WHAT TO WORK ON ->
Check each line of the entries below for the string "ByLayer" and state how many lines have it, with no other text.

Lines of data ->
● ● ● ● ● ● ●

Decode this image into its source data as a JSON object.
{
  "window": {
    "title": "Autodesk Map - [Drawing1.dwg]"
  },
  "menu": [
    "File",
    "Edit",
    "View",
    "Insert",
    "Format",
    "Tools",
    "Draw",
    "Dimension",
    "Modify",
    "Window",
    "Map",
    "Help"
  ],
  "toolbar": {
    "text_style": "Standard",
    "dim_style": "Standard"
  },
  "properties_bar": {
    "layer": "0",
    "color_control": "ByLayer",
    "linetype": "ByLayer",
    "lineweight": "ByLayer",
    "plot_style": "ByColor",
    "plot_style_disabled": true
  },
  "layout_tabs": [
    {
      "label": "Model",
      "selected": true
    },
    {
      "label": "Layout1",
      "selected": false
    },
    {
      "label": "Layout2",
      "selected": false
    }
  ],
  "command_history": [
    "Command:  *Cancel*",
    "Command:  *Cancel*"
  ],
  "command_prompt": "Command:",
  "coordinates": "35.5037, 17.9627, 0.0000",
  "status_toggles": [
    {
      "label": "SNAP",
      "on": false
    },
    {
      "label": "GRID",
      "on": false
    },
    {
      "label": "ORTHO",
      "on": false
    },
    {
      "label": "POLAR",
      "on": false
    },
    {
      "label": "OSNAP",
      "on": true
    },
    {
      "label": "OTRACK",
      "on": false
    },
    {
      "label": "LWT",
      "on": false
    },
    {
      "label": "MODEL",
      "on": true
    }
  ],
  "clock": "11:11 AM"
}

● ● ● ● ● ● ●

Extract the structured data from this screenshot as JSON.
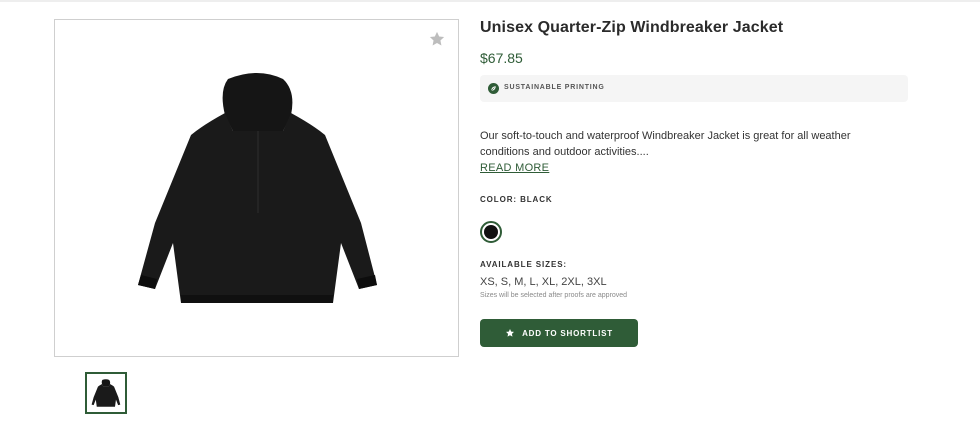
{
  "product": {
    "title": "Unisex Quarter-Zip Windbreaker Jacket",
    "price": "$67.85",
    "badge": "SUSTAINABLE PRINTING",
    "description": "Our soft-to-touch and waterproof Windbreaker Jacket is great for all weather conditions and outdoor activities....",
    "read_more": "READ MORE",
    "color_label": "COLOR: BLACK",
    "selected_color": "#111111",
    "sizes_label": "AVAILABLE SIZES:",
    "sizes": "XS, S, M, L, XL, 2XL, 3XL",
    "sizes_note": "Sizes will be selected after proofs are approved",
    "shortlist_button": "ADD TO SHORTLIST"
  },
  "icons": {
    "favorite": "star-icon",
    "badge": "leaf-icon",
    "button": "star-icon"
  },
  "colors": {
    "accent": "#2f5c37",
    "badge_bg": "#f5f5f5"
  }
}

● ● ● ● ● ● ●

WRITTEN RESPONSE ->
3